In 2016 the pair hosted two half-day sessions; one camp for preteens, the other for older girls. They finished with a show at Bryski’s studio space.
They enjoyed it so much they decided to expand to a full week. In addition to another minisession for preteens, this year’s camp brought together 22 girls, ages 12-16, for a week with coaches and volunteers to learn instruments and collaboration.
The women also received guidance on how to navigate what’s still a very male-dominated music world, with workshops on health and sexuality (the parents sign waivers), self esteem, self defense and body image.
“We want to stress empowerment,” Simpson says.
The same issues and stereotypes she faced when starting out persist today. Some of them are just annoyingly sexist: sound engineers who are surprised she can play or want to help lug her gear. Other concerns are more insistent: the real dangers a woman faces, for example, leaving a gig at night.

▸ Data under study:
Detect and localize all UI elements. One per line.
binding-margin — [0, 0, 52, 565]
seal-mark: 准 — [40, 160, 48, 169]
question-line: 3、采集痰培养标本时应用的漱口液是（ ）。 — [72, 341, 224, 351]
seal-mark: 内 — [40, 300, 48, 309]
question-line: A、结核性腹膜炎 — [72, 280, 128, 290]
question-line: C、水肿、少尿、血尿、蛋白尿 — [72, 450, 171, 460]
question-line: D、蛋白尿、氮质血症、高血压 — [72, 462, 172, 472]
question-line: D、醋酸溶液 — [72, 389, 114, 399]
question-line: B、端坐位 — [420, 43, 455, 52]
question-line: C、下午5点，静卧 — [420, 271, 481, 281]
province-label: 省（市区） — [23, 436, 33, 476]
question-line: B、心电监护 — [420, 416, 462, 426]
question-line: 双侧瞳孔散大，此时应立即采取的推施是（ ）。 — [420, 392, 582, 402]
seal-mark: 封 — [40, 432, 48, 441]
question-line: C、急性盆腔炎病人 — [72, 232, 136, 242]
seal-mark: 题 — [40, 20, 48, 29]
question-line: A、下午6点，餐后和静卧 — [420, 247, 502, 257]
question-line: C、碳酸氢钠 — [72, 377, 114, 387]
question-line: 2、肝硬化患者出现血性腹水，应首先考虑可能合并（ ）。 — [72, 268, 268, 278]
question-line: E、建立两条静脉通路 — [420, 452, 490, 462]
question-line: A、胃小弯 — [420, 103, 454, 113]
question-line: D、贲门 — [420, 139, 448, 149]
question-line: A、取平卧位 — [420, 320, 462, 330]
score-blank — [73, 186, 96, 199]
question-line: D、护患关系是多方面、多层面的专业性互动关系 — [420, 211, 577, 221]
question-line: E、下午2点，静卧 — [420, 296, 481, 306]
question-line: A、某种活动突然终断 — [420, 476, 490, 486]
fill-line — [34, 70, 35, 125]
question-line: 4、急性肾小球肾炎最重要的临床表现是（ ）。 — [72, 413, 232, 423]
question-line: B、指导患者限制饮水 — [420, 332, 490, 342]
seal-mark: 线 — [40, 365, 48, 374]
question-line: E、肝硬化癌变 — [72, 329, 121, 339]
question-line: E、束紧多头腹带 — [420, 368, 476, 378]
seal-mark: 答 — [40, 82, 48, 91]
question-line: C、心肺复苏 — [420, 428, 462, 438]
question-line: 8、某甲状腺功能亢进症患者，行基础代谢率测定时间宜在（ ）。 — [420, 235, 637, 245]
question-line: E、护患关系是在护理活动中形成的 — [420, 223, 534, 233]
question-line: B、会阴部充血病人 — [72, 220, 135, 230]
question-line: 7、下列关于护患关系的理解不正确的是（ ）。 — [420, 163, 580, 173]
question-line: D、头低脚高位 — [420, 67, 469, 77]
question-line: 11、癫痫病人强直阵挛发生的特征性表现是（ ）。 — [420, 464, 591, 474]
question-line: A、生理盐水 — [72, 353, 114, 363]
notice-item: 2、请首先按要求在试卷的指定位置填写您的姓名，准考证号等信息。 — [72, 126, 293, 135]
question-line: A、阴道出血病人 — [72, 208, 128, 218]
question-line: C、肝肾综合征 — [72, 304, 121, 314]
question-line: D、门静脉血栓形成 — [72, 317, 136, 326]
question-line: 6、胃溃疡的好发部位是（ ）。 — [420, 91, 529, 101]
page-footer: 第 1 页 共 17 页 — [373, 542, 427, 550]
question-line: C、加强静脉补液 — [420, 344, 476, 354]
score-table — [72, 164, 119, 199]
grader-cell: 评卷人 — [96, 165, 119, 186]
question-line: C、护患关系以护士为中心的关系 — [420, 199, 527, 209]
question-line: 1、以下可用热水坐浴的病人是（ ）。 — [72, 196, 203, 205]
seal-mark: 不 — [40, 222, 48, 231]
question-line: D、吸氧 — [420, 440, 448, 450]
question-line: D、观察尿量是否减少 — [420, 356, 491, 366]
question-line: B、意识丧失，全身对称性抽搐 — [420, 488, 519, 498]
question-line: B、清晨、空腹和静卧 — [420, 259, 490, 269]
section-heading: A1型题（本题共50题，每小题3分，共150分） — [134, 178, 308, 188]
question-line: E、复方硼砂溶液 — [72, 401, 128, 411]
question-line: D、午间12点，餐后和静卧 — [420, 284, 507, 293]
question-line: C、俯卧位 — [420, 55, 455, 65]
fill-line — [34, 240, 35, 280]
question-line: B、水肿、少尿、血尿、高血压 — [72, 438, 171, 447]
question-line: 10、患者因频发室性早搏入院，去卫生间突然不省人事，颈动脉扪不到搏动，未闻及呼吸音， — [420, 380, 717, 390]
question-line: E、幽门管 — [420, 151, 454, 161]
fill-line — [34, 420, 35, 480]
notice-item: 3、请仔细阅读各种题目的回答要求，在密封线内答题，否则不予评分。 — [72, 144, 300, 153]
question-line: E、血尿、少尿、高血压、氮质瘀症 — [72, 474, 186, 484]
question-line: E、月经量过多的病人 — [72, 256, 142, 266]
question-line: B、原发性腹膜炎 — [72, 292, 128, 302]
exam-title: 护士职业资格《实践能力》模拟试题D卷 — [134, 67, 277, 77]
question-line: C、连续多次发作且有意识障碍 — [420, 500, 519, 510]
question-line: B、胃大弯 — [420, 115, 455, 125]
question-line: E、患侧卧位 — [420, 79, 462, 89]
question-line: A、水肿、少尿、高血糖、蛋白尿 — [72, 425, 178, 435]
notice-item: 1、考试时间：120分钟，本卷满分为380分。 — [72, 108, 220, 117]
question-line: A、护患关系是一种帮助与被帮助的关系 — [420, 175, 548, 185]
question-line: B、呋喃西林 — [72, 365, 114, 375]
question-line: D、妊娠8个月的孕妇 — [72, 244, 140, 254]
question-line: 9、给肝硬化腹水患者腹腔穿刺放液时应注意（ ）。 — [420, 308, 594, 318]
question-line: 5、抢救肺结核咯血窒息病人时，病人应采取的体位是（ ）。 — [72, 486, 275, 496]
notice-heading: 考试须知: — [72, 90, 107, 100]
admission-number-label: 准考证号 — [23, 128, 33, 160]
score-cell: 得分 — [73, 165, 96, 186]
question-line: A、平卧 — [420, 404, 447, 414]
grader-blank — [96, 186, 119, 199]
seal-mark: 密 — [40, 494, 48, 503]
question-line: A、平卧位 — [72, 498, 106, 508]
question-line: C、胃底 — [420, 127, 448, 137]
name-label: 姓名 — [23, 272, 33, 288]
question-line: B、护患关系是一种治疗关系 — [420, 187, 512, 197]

▸ Directions:
1) Please copy the stretch of the music camp text from "They enjoyed it" through "gig at night." word for word.
2) Write the next part of the music camp text, picking up after its last sentence.

▸ Answers to this exercise:
1)
They enjoyed it so much they decided to expand to a full week. In addition to another minisession for preteens, this year’s camp brought together 22 girls, ages 12-16, for a week with coaches and volunteers to learn instruments and collaboration.
The women also received guidance on how to navigate what’s still a very male-dominated music world, with workshops on health and sexuality (the parents sign waivers), self esteem, self defense and body image.
“We want to stress empowerment,” Simpson says.
The same issues and stereotypes she faced when starting out persist today. Some of them are just annoyingly sexist: sound engineers who are surprised she can play or want to help lug her gear. Other concerns are more insistent: the real dangers a woman faces, for example, leaving a gig at night.

2)
“Girls Rock gives young girls a place for empowerment,” Simpson says.
That empowerment, she adds, finds its strength in numbers.
“It takes so many women, a network of women,” she says.
It takes a rock ’n’ roll village: Girls Rock Sacramento is a fiscally sponsored nonprofit. Bryski and Simpson are working on obtaining independent 501(c)(3) status and would like to implement sliding-scale tuition. For now, the camp largely relies on the generosity of others. Tuition is $350 per student but doesn’t cover the entirety of operational expenses, Bryski says. To supplement, the team solicits donations and aid. The Met donated use of its space, local restaurants supplied free lunches and a volunteer squad of musicians and music-minded people led instruction.
A lot of work, but worth it. For X Spearmint’s Bella Bright, 14, and Rio Soluaga, 13, the camp’s been a totally not-boring way to make friends and try something new.
“My parents told me about the camp, they said it was run by girls and I said, ’Cool I’m in,’” Soluaga says. “Then they told me it’s just girls and I said, ’I’m definitely in.’”
Soluaga, who plays clarinet in her school’s marching band, now plays bass. Bright spent the week learning guitar.
“It’s cool, my fingers have gotten tougher,” she says, showing off the calloused pads of her fingers like trophies.
Unlike other similar camps, Girls Rock isn’t a contest. There are no judges, no prizes at the end.
This, Bryski says, is essential.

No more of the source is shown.